• _Stated problem 1_:
Could you output, unchanged, every line of the records from the one containing "- revenue-item-value: $545,471: [91, 406, 176, 429]" down to the one containing "- people-magnifier-icon: [122, 561, 168, 601]", with both of those lines included?

• _Passage to read_:

··········

Do you have dogs? Black bears are skittery animals and large dogs tend to scare them off. We had a couple of Pyrenees when we lived in the sticks and never had a problem with bears or any other critter on the property. Never had a rat problem either. If we were talking about grizzly bears then it'd be a different story, but black bears do tend to run from noise and dogs. Most dogs are pretty good about telling when a bear is near and raising Cain about it. 

The last time we had trouble with bears was in the suburbs when we didn't have dogs and they would go through the neighborhood at night and tear up trash cans. It didn't happen often enough to convince dad to bear-proof anything though.


----------



## ACinATX (Sep 12, 2018)

No, no dogs. I thought about getting one, since in addition to the bears there is also the occasional mountain lion, but I'm not a dog person and I don't think I would be a good dog owner.


----------



## Avna (Jul 11, 2015)

Check out electric fence solutions at PremierOne. This is a problem they deal with. 

Electric fences do not have to be dangerously high voltage to work. They just have to be super unpleasant. If you've ever been lightly shocked by an electric fence you will understand that there is something about it that makes you very loath to try it again. Even bears feel this way.


----------



## ksbowman (Oct 30, 2018)

ACinATX said:


> Yes, I'm planning on putting them in bearproof containers in a sealed room. I thought that, plus the face that the room was inside a barn that would be mostly closed-off, would keep them out, because they wouldn't be able to smell it so they wouldn't know it was there. I just don't know how sensitive their smell is, and whether I'm right about that. I know from experience with other critters that once they get in, and they learn that there's something yummy in there, they will redouble their efforts to get back in. I want to do it right the first time, so they won't even think of getting in.


 Bears have an extremely good sense of smell and a nose that is hard to fool. Their eye sight is not real good but, they pickup movement very well.


----------



## avjudge (Feb 1, 2011)

My first thought was the same as @ClearDonkey - the grilled upper half of the door (plus another layer that can be closed to seal it up). But if there are going to be paddocks off the barn, yes, you could put a electric strands on that fence.

··········

• _Data provided_:
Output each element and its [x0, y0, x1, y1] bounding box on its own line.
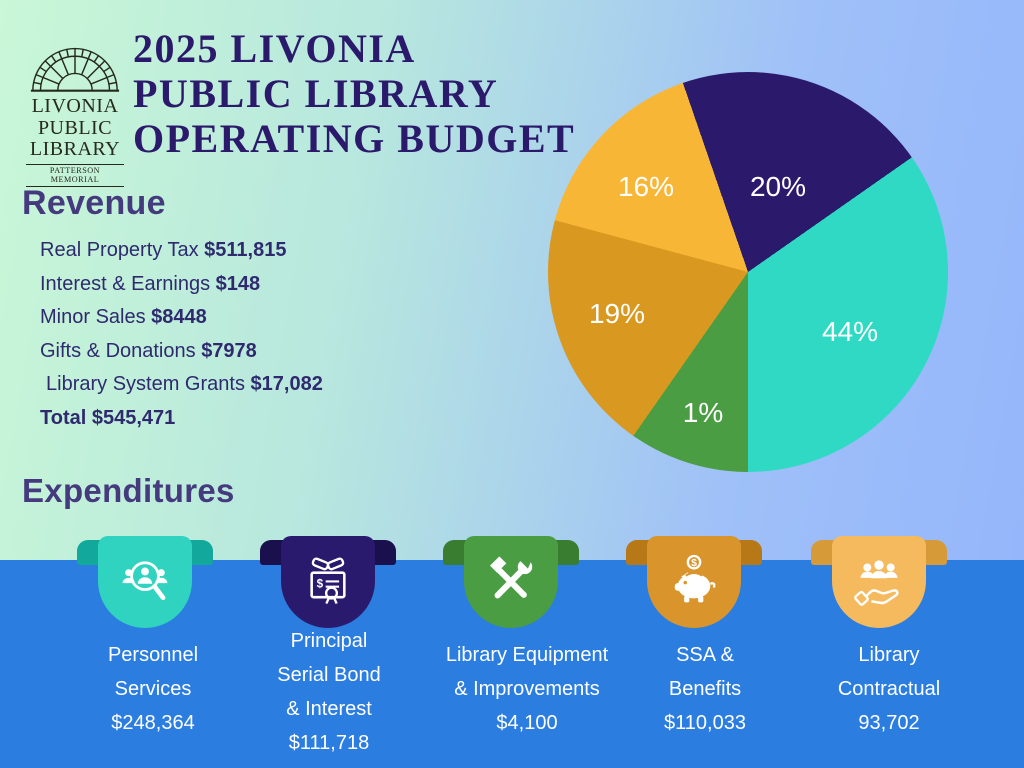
- revenue-item-value: $545,471: [91, 406, 176, 429]
- revenue-item-label: Interest & Earnings: [40, 272, 211, 295]
- expenditure-amount: $248,364: [111, 712, 195, 734]
- expenditure-amount: 93,702: [858, 712, 920, 734]
- pie-slice-label: 19%: [588, 298, 646, 329]
- revenue-item: Minor Sales $8448: [40, 301, 323, 335]
- svg-text:$: $: [317, 577, 324, 590]
- expenditure-line: Contractual: [837, 678, 941, 700]
- revenue-item-label: Total: [40, 406, 87, 429]
- expenditure-line: Serial Bond: [277, 664, 381, 686]
- expenditures-heading: Expenditures: [22, 472, 235, 509]
- revenue-item-value: $511,815: [204, 239, 287, 261]
- revenue-item-value: $7978: [201, 339, 257, 362]
- revenue-item-label: Minor Sales: [40, 306, 146, 328]
- pie-slice-label: 20%: [749, 171, 807, 202]
- page-title-line: OPERATING BUDGET: [133, 116, 576, 161]
- pie-slice-label: 1%: [682, 397, 724, 428]
- expenditure-label-equipment: Library Equipment & Improvements $4,100: [417, 638, 637, 740]
- expenditure-amount: $4,100: [496, 712, 558, 734]
- budget-pie-chart: 20% 44% 1% 19% 16%: [548, 72, 948, 472]
- revenue-item: Interest & Earnings $148: [40, 268, 323, 302]
- revenue-item-value: $8448: [151, 306, 207, 328]
- revenue-total: Total $545,471: [40, 402, 323, 436]
- ribbon-badge-personnel: [77, 536, 213, 628]
- expenditure-amount: $111,718: [288, 732, 370, 754]
- people-magnifier-icon: [122, 561, 168, 601]
- piggy-bank-icon: $: [674, 554, 716, 603]
- expenditure-label-contractual: Library Contractual 93,702: [779, 638, 999, 740]
- revenue-list: Real Property Tax $511,815 Interest & Ea…: [40, 234, 323, 435]
- page-title: 2025 LIVONIA PUBLIC LIBRARY OPERATING BU…: [133, 26, 575, 161]
- expenditure-label-personnel: Personnel Services $248,364: [43, 638, 263, 740]
- expenditure-line: Library Equipment: [445, 644, 609, 666]
- expenditure-line: & Improvements: [454, 678, 600, 700]
- logo-text-line: LIVONIA: [31, 95, 119, 117]
- page-title-line: 2025 LIVONIA: [133, 26, 416, 71]
- pie-slice-label: 44%: [821, 316, 879, 347]
- expenditure-label-bond: Principal Serial Bond & Interest $111,71…: [219, 624, 439, 760]
- ribbon-badge-contractual: [811, 536, 947, 628]
- tools-icon: [490, 554, 535, 599]
- revenue-item-value: $148: [215, 272, 261, 295]
- logo-subtitle: PATTERSON MEMORIAL: [26, 163, 124, 187]
- svg-text:$: $: [691, 557, 697, 569]
- expenditure-line: Personnel: [107, 644, 199, 666]
- expenditure-line: & Interest: [286, 698, 372, 720]
- expenditure-line: Benefits: [668, 678, 742, 700]
- library-logo: LIVONIA PUBLIC LIBRARY PATTERSON MEMORIA…: [26, 28, 124, 187]
- logo-text-line: LIBRARY: [29, 138, 121, 160]
- fanlight-window-icon: [30, 47, 120, 92]
- revenue-item-value: $17,082: [250, 373, 323, 395]
- revenue-item-label: Library System Grants: [46, 373, 245, 395]
- revenue-item: Library System Grants $17,082: [40, 368, 323, 402]
- bond-certificate-icon: $: [310, 557, 346, 605]
- expenditure-line: Principal: [290, 630, 368, 652]
- revenue-item-label: Real Property Tax: [40, 239, 199, 261]
- people-hand-icon: [854, 560, 899, 606]
- revenue-heading: Revenue: [22, 184, 166, 222]
- revenue-item: Gifts & Donations $7978: [40, 335, 323, 369]
- revenue-item-label: Gifts & Donations: [40, 339, 196, 362]
- expenditure-line: Services: [114, 678, 192, 700]
- expenditure-line: SSA &: [676, 644, 734, 666]
- ribbon-badge-equipment: [443, 536, 579, 628]
- expenditure-line: Library: [858, 644, 920, 666]
- ribbon-badge-ssa: $: [626, 536, 762, 628]
- revenue-item: Real Property Tax $511,815: [40, 234, 323, 268]
- ribbon-badge-bond: $: [260, 536, 396, 628]
- page-title-line: PUBLIC LIBRARY: [133, 71, 499, 116]
- expenditure-amount: $110,033: [664, 712, 746, 734]
- pie-slice-label: 16%: [617, 171, 675, 202]
- logo-text-line: PUBLIC: [37, 116, 113, 139]
- expenditure-label-ssa: SSA & Benefits $110,033: [595, 638, 815, 740]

··········

• _Stated problem 2_:
Can you return the forum thread about bears word for word, from "## ACinATX (Sep" down through "good dog owner."?

• _Worked answer 1_:
- revenue-item-value: $545,471: [91, 406, 176, 429]
- revenue-item-label: Interest & Earnings: [40, 272, 211, 295]
- expenditure-amount: $248,364: [111, 712, 195, 734]
- expenditure-amount: 93,702: [858, 712, 920, 734]
- pie-slice-label: 19%: [588, 298, 646, 329]
- revenue-item: Minor Sales $8448: [40, 301, 323, 335]
- svg-text:$: $: [317, 577, 324, 590]
- expenditure-line: Contractual: [837, 678, 941, 700]
- revenue-item-label: Total: [40, 406, 87, 429]
- expenditure-line: Serial Bond: [277, 664, 381, 686]
- expenditures-heading: Expenditures: [22, 472, 235, 509]
- revenue-item-value: $511,815: [204, 239, 287, 261]
- revenue-item-value: $7978: [201, 339, 257, 362]
- revenue-item-label: Minor Sales: [40, 306, 146, 328]
- pie-slice-label: 20%: [749, 171, 807, 202]
- page-title-line: OPERATING BUDGET: [133, 116, 576, 161]
- pie-slice-label: 1%: [682, 397, 724, 428]
- expenditure-label-equipment: Library Equipment & Improvements $4,100: [417, 638, 637, 740]
- expenditure-amount: $4,100: [496, 712, 558, 734]
- budget-pie-chart: 20% 44% 1% 19% 16%: [548, 72, 948, 472]
- revenue-item: Interest & Earnings $148: [40, 268, 323, 302]
- revenue-item-value: $8448: [151, 306, 207, 328]
- revenue-total: Total $545,471: [40, 402, 323, 436]
- ribbon-badge-personnel: [77, 536, 213, 628]
- expenditure-amount: $111,718: [288, 732, 370, 754]
- people-magnifier-icon: [122, 561, 168, 601]

• _Worked answer 2_:
## ACinATX (Sep 12, 2018)

No, no dogs. I thought about getting one, since in addition to the bears there is also the occasional mountain lion, but I'm not a dog person and I don't think I would be a good dog owner.